[Collected data]
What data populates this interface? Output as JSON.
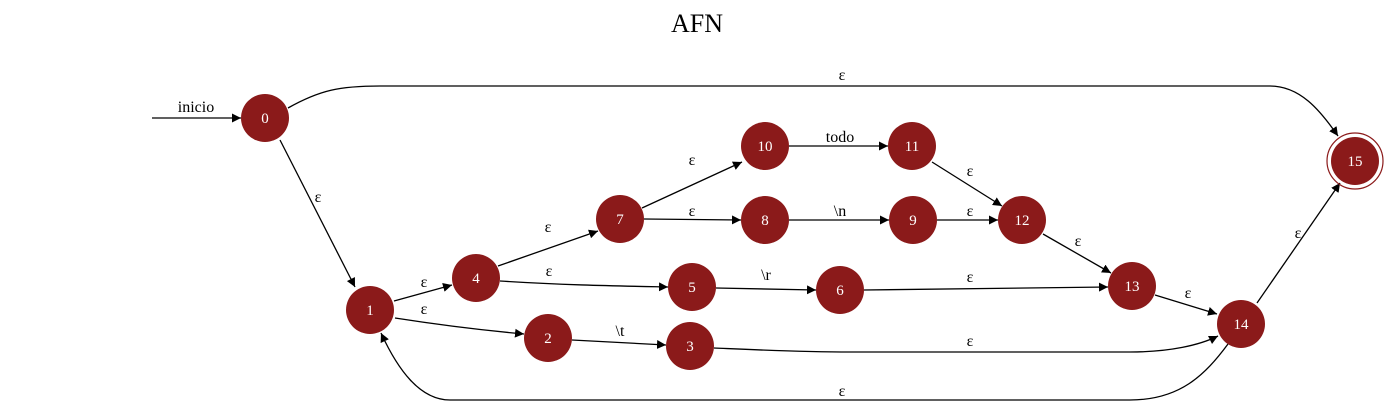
{
  "title": "AFN",
  "colors": {
    "node": "#8b1a1a",
    "node_text": "#ffffff",
    "edge": "#000000"
  },
  "start_label": "inicio",
  "states": [
    "0",
    "1",
    "2",
    "3",
    "4",
    "5",
    "6",
    "7",
    "8",
    "9",
    "10",
    "11",
    "12",
    "13",
    "14",
    "15"
  ],
  "initial_state": "0",
  "accepting_states": [
    "15"
  ],
  "transitions": [
    {
      "from": "0",
      "to": "15",
      "label": "ε"
    },
    {
      "from": "0",
      "to": "1",
      "label": "ε"
    },
    {
      "from": "1",
      "to": "4",
      "label": "ε"
    },
    {
      "from": "1",
      "to": "2",
      "label": "ε"
    },
    {
      "from": "4",
      "to": "7",
      "label": "ε"
    },
    {
      "from": "4",
      "to": "5",
      "label": "ε"
    },
    {
      "from": "7",
      "to": "10",
      "label": "ε"
    },
    {
      "from": "7",
      "to": "8",
      "label": "ε"
    },
    {
      "from": "10",
      "to": "11",
      "label": "todo"
    },
    {
      "from": "8",
      "to": "9",
      "label": "\\n"
    },
    {
      "from": "11",
      "to": "12",
      "label": "ε"
    },
    {
      "from": "9",
      "to": "12",
      "label": "ε"
    },
    {
      "from": "12",
      "to": "13",
      "label": "ε"
    },
    {
      "from": "5",
      "to": "6",
      "label": "\\r"
    },
    {
      "from": "6",
      "to": "13",
      "label": "ε"
    },
    {
      "from": "2",
      "to": "3",
      "label": "\\t"
    },
    {
      "from": "3",
      "to": "14",
      "label": "ε"
    },
    {
      "from": "13",
      "to": "14",
      "label": "ε"
    },
    {
      "from": "14",
      "to": "15",
      "label": "ε"
    },
    {
      "from": "14",
      "to": "1",
      "label": "ε"
    }
  ]
}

THE PROBLEM >>
Nothing but the pictures may be dropped; output the records above exactly.

TASK SOLUTION >>
What data populates this interface? Output as JSON.
{
  "title": "AFN",
  "colors": {
    "node": "#8b1a1a",
    "node_text": "#ffffff",
    "edge": "#000000"
  },
  "start_label": "inicio",
  "states": [
    "0",
    "1",
    "2",
    "3",
    "4",
    "5",
    "6",
    "7",
    "8",
    "9",
    "10",
    "11",
    "12",
    "13",
    "14",
    "15"
  ],
  "initial_state": "0",
  "accepting_states": [
    "15"
  ],
  "transitions": [
    {
      "from": "0",
      "to": "15",
      "label": "ε"
    },
    {
      "from": "0",
      "to": "1",
      "label": "ε"
    },
    {
      "from": "1",
      "to": "4",
      "label": "ε"
    },
    {
      "from": "1",
      "to": "2",
      "label": "ε"
    },
    {
      "from": "4",
      "to": "7",
      "label": "ε"
    },
    {
      "from": "4",
      "to": "5",
      "label": "ε"
    },
    {
      "from": "7",
      "to": "10",
      "label": "ε"
    },
    {
      "from": "7",
      "to": "8",
      "label": "ε"
    },
    {
      "from": "10",
      "to": "11",
      "label": "todo"
    },
    {
      "from": "8",
      "to": "9",
      "label": "\\n"
    },
    {
      "from": "11",
      "to": "12",
      "label": "ε"
    },
    {
      "from": "9",
      "to": "12",
      "label": "ε"
    },
    {
      "from": "12",
      "to": "13",
      "label": "ε"
    },
    {
      "from": "5",
      "to": "6",
      "label": "\\r"
    },
    {
      "from": "6",
      "to": "13",
      "label": "ε"
    },
    {
      "from": "2",
      "to": "3",
      "label": "\\t"
    },
    {
      "from": "3",
      "to": "14",
      "label": "ε"
    },
    {
      "from": "13",
      "to": "14",
      "label": "ε"
    },
    {
      "from": "14",
      "to": "15",
      "label": "ε"
    },
    {
      "from": "14",
      "to": "1",
      "label": "ε"
    }
  ]
}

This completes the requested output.